> _YOUR GOAL_
Go through the entries below and collect each line with the string "document" in it.

> _WORKING DATA_
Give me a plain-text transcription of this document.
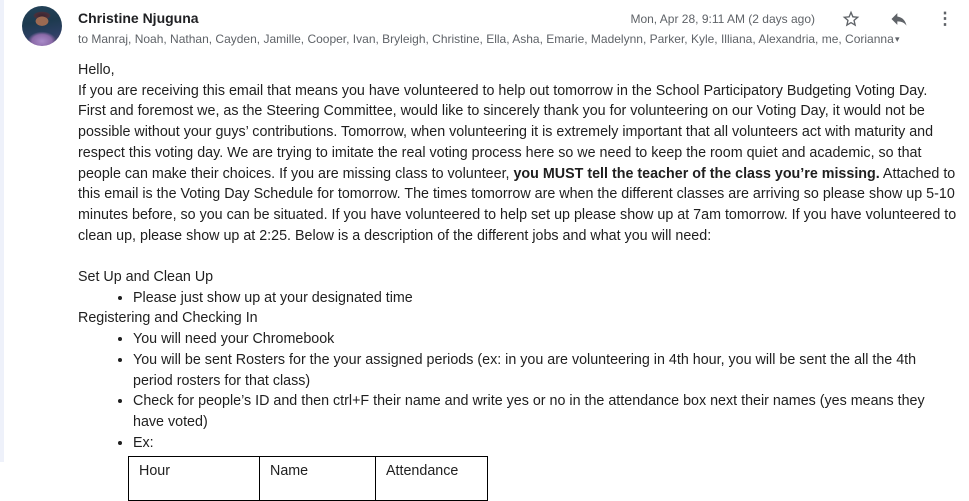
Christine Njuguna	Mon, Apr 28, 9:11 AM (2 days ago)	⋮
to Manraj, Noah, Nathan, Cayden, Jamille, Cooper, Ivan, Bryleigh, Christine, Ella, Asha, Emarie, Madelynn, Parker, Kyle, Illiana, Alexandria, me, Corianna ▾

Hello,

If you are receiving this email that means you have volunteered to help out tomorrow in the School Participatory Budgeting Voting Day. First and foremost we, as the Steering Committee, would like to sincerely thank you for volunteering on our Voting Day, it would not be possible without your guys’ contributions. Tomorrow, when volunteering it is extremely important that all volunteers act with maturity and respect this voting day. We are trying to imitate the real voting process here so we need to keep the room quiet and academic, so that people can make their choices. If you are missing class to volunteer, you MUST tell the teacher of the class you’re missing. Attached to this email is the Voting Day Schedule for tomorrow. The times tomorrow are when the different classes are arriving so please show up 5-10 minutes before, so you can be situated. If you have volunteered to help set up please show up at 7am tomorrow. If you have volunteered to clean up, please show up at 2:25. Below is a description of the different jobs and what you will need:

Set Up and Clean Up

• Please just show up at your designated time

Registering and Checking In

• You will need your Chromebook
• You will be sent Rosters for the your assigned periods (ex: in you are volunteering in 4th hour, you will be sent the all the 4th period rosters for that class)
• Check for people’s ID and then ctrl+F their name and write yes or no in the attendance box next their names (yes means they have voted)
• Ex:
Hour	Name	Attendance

...

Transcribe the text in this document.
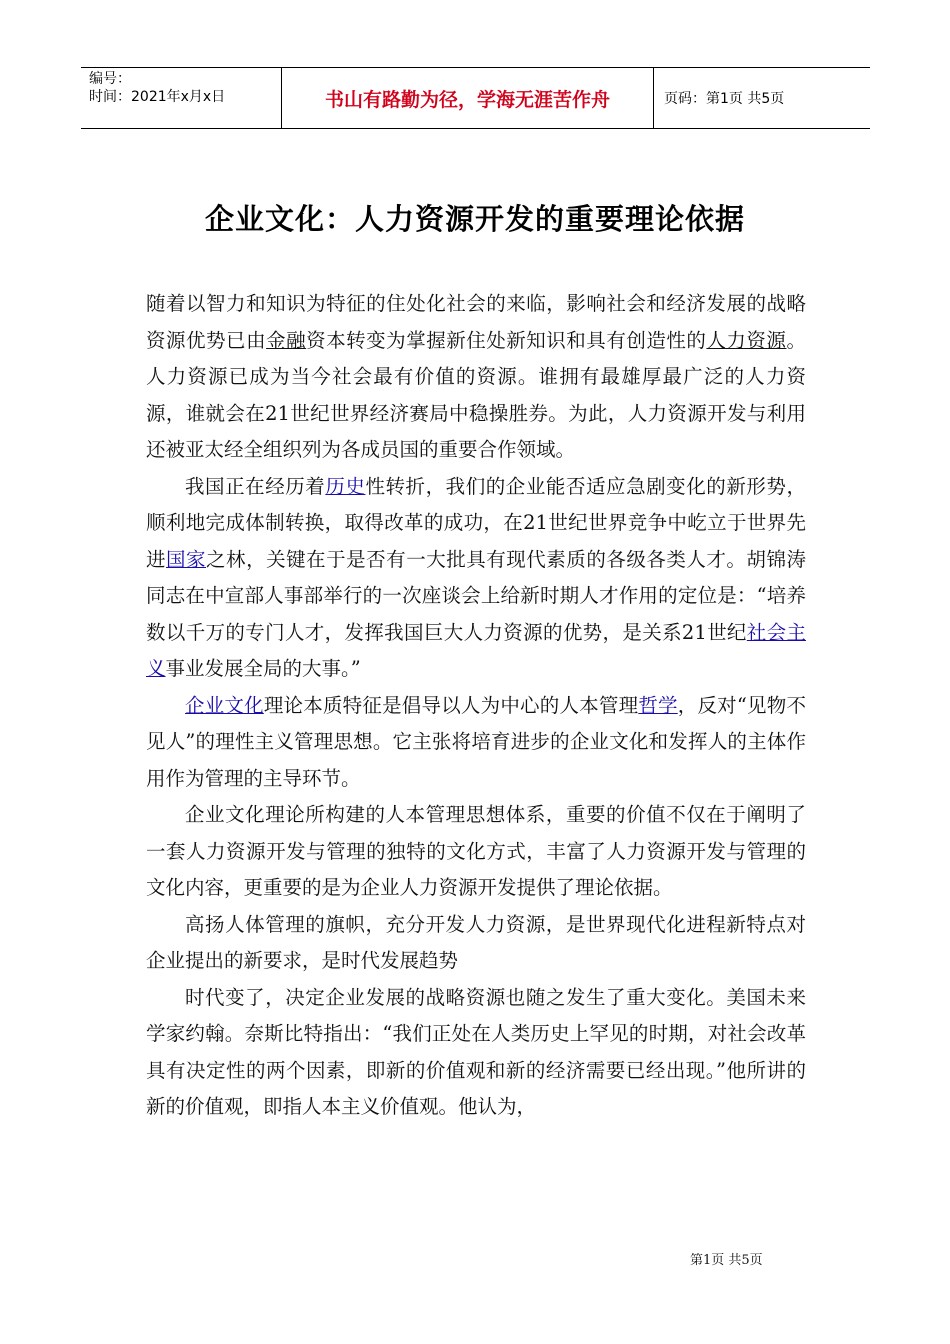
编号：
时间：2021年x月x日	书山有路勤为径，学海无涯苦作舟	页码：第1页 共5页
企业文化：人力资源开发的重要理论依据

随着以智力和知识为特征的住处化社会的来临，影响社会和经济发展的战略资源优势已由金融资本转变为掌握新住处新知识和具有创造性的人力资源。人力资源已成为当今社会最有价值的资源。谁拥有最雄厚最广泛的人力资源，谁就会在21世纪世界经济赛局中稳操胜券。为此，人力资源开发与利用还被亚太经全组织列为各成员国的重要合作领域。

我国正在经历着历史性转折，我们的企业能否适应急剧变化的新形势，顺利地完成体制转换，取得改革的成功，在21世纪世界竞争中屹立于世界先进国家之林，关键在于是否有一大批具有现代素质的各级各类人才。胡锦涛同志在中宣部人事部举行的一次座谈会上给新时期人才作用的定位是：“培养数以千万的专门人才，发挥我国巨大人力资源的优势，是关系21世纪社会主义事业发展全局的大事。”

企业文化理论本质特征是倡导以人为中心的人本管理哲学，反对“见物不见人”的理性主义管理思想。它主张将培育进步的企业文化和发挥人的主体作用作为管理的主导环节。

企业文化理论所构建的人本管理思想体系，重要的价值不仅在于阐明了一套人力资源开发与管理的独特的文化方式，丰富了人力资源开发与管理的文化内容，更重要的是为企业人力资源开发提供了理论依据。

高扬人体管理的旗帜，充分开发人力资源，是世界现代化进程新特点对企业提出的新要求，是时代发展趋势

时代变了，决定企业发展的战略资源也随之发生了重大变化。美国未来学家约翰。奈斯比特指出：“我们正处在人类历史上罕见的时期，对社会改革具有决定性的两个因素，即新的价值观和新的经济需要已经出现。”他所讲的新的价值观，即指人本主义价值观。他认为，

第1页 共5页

> _OUTPUT_
Give me a plain-text transcription of this document.
Transcribe the text in this document.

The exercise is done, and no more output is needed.